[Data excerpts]

>>>>

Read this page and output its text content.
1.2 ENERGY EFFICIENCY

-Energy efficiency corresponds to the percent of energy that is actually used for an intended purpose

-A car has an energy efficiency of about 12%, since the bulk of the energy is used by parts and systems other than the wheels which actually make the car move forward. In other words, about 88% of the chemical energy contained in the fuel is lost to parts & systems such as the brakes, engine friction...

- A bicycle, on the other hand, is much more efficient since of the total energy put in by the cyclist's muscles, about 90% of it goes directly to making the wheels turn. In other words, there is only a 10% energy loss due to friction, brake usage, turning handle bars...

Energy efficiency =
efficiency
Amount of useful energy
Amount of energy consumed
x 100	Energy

<<<<

Each line in the entries above that includes the string "actually" should be extracted.

# [The response]
-Energy efficiency corresponds to the percent of energy that is actually used for an intended purpose
-A car has an energy efficiency of about 12%, since the bulk of the energy is used by parts and systems other than the wheels which actually make the car move forward. In other words, about 88% of the chemical energy contained in the fuel is lost to parts & systems such as the brakes, engine friction...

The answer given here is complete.